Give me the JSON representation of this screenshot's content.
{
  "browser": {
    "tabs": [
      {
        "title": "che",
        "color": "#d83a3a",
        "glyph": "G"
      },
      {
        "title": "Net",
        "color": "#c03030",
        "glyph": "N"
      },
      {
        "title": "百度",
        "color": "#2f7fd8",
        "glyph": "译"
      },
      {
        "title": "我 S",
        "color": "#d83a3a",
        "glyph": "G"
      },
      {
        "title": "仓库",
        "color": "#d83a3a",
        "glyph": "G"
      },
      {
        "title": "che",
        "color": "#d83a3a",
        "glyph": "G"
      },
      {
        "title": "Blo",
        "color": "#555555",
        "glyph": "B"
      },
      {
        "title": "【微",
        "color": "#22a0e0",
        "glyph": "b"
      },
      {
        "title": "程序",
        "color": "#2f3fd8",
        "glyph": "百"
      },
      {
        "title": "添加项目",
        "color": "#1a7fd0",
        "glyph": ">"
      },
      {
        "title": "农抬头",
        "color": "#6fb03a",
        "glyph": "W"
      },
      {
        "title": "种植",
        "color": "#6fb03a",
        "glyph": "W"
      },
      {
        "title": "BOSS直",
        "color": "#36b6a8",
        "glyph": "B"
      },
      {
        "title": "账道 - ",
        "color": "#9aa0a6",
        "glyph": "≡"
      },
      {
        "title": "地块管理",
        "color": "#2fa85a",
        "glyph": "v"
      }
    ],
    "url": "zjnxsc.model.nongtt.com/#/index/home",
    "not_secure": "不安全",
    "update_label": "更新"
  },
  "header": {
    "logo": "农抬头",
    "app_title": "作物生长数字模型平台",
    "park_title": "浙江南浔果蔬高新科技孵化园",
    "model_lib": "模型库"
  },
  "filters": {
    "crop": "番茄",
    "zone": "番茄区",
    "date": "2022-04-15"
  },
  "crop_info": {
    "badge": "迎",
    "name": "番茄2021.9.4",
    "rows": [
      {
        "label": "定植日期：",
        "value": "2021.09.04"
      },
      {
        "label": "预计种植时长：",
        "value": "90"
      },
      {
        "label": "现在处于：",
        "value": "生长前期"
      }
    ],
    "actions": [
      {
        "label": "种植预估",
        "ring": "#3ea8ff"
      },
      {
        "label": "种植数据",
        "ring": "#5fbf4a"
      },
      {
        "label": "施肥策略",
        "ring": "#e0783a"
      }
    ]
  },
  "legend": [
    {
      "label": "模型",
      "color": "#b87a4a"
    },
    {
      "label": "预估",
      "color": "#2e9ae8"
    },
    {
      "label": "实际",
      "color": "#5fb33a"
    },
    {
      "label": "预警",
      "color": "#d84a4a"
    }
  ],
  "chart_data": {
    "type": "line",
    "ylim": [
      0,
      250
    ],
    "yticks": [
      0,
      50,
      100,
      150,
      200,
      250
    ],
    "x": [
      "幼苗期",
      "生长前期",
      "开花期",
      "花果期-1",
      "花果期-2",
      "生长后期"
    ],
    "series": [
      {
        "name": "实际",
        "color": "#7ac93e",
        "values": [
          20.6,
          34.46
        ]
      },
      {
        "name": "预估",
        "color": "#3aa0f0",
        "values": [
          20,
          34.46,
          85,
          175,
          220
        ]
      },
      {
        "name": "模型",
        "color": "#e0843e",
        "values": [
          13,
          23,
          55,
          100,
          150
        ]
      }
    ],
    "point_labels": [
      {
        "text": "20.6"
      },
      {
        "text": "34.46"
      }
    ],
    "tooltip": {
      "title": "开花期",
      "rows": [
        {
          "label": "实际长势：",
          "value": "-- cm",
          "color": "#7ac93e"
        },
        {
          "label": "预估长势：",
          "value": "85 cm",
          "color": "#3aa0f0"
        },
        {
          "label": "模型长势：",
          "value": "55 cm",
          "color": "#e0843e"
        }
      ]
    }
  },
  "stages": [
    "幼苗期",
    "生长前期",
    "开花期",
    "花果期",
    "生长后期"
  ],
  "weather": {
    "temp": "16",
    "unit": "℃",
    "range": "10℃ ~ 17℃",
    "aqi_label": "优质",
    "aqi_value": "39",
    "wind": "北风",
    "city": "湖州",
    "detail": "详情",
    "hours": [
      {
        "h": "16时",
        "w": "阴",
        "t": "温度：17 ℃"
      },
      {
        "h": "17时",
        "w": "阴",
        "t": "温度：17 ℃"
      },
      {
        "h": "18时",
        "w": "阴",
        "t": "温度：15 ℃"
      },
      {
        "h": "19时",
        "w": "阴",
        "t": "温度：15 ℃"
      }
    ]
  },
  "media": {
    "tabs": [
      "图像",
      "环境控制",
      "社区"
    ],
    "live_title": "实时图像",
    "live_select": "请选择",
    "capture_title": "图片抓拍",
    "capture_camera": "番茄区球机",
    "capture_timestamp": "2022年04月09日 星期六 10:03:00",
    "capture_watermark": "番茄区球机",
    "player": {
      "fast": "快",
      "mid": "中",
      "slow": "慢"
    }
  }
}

▶ [Task goal]: Type out the full listing again, exactly as given.

▶ [Solved problem]:
Give me the JSON representation of this screenshot's content.
{
  "browser": {
    "tabs": [
      {
        "title": "che",
        "color": "#d83a3a",
        "glyph": "G"
      },
      {
        "title": "Net",
        "color": "#c03030",
        "glyph": "N"
      },
      {
        "title": "百度",
        "color": "#2f7fd8",
        "glyph": "译"
      },
      {
        "title": "我 S",
        "color": "#d83a3a",
        "glyph": "G"
      },
      {
        "title": "仓库",
        "color": "#d83a3a",
        "glyph": "G"
      },
      {
        "title": "che",
        "color": "#d83a3a",
        "glyph": "G"
      },
      {
        "title": "Blo",
        "color": "#555555",
        "glyph": "B"
      },
      {
        "title": "【微",
        "color": "#22a0e0",
        "glyph": "b"
      },
      {
        "title": "程序",
        "color": "#2f3fd8",
        "glyph": "百"
      },
      {
        "title": "添加项目",
        "color": "#1a7fd0",
        "glyph": ">"
      },
      {
        "title": "农抬头",
        "color": "#6fb03a",
        "glyph": "W"
      },
      {
        "title": "种植",
        "color": "#6fb03a",
        "glyph": "W"
      },
      {
        "title": "BOSS直",
        "color": "#36b6a8",
        "glyph": "B"
      },
      {
        "title": "账道 - ",
        "color": "#9aa0a6",
        "glyph": "≡"
      },
      {
        "title": "地块管理",
        "color": "#2fa85a",
        "glyph": "v"
      }
    ],
    "url": "zjnxsc.model.nongtt.com/#/index/home",
    "not_secure": "不安全",
    "update_label": "更新"
  },
  "header": {
    "logo": "农抬头",
    "app_title": "作物生长数字模型平台",
    "park_title": "浙江南浔果蔬高新科技孵化园",
    "model_lib": "模型库"
  },
  "filters": {
    "crop": "番茄",
    "zone": "番茄区",
    "date": "2022-04-15"
  },
  "crop_info": {
    "badge": "迎",
    "name": "番茄2021.9.4",
    "rows": [
      {
        "label": "定植日期：",
        "value": "2021.09.04"
      },
      {
        "label": "预计种植时长：",
        "value": "90"
      },
      {
        "label": "现在处于：",
        "value": "生长前期"
      }
    ],
    "actions": [
      {
        "label": "种植预估",
        "ring": "#3ea8ff"
      },
      {
        "label": "种植数据",
        "ring": "#5fbf4a"
      },
      {
        "label": "施肥策略",
        "ring": "#e0783a"
      }
    ]
  },
  "legend": [
    {
      "label": "模型",
      "color": "#b87a4a"
    },
    {
      "label": "预估",
      "color": "#2e9ae8"
    },
    {
      "label": "实际",
      "color": "#5fb33a"
    },
    {
      "label": "预警",
      "color": "#d84a4a"
    }
  ],
  "chart_data": {
    "type": "line",
    "ylim": [
      0,
      250
    ],
    "yticks": [
      0,
      50,
      100,
      150,
      200,
      250
    ],
    "x": [
      "幼苗期",
      "生长前期",
      "开花期",
      "花果期-1",
      "花果期-2",
      "生长后期"
    ],
    "series": [
      {
        "name": "实际",
        "color": "#7ac93e",
        "values": [
          20.6,
          34.46
        ]
      },
      {
        "name": "预估",
        "color": "#3aa0f0",
        "values": [
          20,
          34.46,
          85,
          175,
          220
        ]
      },
      {
        "name": "模型",
        "color": "#e0843e",
        "values": [
          13,
          23,
          55,
          100,
          150
        ]
      }
    ],
    "point_labels": [
      {
        "text": "20.6"
      },
      {
        "text": "34.46"
      }
    ],
    "tooltip": {
      "title": "开花期",
      "rows": [
        {
          "label": "实际长势：",
          "value": "-- cm",
          "color": "#7ac93e"
        },
        {
          "label": "预估长势：",
          "value": "85 cm",
          "color": "#3aa0f0"
        },
        {
          "label": "模型长势：",
          "value": "55 cm",
          "color": "#e0843e"
        }
      ]
    }
  },
  "stages": [
    "幼苗期",
    "生长前期",
    "开花期",
    "花果期",
    "生长后期"
  ],
  "weather": {
    "temp": "16",
    "unit": "℃",
    "range": "10℃ ~ 17℃",
    "aqi_label": "优质",
    "aqi_value": "39",
    "wind": "北风",
    "city": "湖州",
    "detail": "详情",
    "hours": [
      {
        "h": "16时",
        "w": "阴",
        "t": "温度：17 ℃"
      },
      {
        "h": "17时",
        "w": "阴",
        "t": "温度：17 ℃"
      },
      {
        "h": "18时",
        "w": "阴",
        "t": "温度：15 ℃"
      },
      {
        "h": "19时",
        "w": "阴",
        "t": "温度：15 ℃"
      }
    ]
  },
  "media": {
    "tabs": [
      "图像",
      "环境控制",
      "社区"
    ],
    "live_title": "实时图像",
    "live_select": "请选择",
    "capture_title": "图片抓拍",
    "capture_camera": "番茄区球机",
    "capture_timestamp": "2022年04月09日 星期六 10:03:00",
    "capture_watermark": "番茄区球机",
    "player": {
      "fast": "快",
      "mid": "中",
      "slow": "慢"
    }
  }
}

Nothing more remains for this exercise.